> DATASET
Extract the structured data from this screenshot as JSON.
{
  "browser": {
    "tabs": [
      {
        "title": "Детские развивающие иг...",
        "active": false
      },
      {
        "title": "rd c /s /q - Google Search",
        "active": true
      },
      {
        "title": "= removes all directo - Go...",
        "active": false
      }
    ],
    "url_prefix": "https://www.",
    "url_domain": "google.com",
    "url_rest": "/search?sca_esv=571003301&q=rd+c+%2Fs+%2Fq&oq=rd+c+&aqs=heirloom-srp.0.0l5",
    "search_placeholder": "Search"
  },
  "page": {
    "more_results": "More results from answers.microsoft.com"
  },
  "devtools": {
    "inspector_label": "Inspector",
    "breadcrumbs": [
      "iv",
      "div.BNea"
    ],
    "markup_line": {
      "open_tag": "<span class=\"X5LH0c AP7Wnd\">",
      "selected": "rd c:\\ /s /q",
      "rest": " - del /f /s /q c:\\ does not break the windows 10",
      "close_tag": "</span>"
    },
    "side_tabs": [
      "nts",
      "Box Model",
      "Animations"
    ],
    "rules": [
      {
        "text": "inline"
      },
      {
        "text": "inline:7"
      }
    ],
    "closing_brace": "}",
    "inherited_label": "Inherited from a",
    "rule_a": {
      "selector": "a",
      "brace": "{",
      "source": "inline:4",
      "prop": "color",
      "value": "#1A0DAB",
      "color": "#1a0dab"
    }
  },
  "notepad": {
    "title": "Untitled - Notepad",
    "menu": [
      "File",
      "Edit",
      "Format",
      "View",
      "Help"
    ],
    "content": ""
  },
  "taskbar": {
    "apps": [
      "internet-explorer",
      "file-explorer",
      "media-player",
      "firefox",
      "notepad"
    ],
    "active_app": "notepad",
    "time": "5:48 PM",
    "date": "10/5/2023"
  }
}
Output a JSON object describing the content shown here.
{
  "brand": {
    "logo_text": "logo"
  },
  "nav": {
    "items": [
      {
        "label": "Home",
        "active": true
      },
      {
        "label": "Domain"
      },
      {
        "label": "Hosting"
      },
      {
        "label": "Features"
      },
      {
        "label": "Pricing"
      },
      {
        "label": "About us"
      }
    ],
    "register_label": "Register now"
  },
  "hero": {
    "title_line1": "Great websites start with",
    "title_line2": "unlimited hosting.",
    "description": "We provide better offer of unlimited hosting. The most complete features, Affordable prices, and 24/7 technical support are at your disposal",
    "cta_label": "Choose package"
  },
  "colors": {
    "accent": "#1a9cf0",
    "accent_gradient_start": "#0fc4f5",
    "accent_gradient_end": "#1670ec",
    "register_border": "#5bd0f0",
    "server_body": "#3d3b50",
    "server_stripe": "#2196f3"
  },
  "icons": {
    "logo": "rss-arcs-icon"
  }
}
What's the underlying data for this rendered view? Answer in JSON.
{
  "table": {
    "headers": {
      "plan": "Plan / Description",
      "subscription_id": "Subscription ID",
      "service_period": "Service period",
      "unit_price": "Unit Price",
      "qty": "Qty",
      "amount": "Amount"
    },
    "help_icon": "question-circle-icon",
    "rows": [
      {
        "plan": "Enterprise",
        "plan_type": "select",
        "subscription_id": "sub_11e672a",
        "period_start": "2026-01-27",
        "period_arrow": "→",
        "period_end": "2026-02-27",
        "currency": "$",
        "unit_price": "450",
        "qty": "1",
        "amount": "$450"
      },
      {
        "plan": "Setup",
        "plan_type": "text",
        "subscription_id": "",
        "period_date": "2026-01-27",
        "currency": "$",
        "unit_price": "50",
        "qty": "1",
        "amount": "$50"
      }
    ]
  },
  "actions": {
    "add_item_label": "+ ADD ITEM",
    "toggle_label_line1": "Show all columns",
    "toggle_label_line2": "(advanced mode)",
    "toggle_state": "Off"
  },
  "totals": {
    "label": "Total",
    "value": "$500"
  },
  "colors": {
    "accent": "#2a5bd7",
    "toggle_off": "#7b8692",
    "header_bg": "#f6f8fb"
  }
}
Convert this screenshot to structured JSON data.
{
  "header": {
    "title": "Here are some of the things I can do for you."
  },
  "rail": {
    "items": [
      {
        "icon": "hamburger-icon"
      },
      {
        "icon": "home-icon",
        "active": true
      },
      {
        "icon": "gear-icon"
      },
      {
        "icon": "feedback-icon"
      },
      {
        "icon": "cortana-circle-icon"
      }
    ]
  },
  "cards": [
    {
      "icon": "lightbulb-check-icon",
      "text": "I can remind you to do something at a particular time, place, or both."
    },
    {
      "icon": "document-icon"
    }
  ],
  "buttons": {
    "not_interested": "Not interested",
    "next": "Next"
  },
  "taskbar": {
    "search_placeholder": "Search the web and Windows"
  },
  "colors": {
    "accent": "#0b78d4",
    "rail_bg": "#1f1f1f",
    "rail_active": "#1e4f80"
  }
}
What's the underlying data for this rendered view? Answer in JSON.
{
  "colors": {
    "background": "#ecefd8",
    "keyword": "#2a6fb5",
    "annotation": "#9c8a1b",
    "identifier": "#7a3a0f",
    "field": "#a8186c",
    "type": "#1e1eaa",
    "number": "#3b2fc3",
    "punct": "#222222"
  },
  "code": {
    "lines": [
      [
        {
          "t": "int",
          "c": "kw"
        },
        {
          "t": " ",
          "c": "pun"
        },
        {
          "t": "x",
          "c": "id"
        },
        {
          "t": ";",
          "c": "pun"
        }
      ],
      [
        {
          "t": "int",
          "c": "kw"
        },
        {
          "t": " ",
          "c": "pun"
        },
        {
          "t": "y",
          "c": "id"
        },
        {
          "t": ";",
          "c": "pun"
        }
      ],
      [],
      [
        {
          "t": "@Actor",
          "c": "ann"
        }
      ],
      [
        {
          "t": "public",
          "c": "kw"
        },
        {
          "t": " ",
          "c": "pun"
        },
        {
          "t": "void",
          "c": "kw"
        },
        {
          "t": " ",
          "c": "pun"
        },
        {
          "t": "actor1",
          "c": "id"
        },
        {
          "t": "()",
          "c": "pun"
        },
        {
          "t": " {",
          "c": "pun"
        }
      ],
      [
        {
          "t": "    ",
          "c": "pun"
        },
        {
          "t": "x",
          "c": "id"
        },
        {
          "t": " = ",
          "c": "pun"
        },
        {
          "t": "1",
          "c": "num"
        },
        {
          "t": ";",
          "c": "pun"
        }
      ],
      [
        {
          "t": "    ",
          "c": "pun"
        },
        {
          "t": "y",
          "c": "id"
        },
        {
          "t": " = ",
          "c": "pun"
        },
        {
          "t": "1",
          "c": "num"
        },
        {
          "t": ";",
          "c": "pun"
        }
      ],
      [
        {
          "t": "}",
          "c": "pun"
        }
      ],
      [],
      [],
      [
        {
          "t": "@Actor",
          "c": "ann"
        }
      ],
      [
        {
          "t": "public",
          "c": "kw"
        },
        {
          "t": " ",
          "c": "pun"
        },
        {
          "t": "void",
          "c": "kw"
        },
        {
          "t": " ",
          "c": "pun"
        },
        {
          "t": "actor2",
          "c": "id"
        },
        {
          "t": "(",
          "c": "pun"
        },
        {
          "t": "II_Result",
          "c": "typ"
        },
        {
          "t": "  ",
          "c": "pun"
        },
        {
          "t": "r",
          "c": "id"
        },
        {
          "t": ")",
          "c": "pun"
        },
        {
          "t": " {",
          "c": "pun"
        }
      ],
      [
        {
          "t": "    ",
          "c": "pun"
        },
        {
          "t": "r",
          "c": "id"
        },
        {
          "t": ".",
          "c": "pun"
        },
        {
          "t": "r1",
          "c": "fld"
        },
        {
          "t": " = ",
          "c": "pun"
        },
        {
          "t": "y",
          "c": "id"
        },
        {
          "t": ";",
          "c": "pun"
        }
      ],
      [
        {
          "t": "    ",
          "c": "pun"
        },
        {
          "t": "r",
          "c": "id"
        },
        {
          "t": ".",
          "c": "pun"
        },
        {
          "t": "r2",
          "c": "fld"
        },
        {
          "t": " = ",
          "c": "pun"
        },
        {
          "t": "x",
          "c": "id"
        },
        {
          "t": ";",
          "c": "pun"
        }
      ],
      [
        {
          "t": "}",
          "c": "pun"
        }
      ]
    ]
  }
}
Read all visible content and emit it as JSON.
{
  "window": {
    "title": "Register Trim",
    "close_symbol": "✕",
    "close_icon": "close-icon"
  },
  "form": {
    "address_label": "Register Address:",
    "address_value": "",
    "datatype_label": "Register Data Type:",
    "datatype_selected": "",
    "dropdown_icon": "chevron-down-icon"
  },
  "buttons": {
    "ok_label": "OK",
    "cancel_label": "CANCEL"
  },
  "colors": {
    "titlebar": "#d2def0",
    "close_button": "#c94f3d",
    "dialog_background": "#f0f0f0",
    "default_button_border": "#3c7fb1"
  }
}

> DESCRIPTION OF THE TASK
Repeat, character for character, the lines from the one that holds "Read all visible content and emit it as JSON." to the final line of the material, inclusive, and no other lines.

> WRITTEN ANSWER
Read all visible content and emit it as JSON.
{
  "window": {
    "title": "Register Trim",
    "close_symbol": "✕",
    "close_icon": "close-icon"
  },
  "form": {
    "address_label": "Register Address:",
    "address_value": "",
    "datatype_label": "Register Data Type:",
    "datatype_selected": "",
    "dropdown_icon": "chevron-down-icon"
  },
  "buttons": {
    "ok_label": "OK",
    "cancel_label": "CANCEL"
  },
  "colors": {
    "titlebar": "#d2def0",
    "close_button": "#c94f3d",
    "dialog_background": "#f0f0f0",
    "default_button_border": "#3c7fb1"
  }
}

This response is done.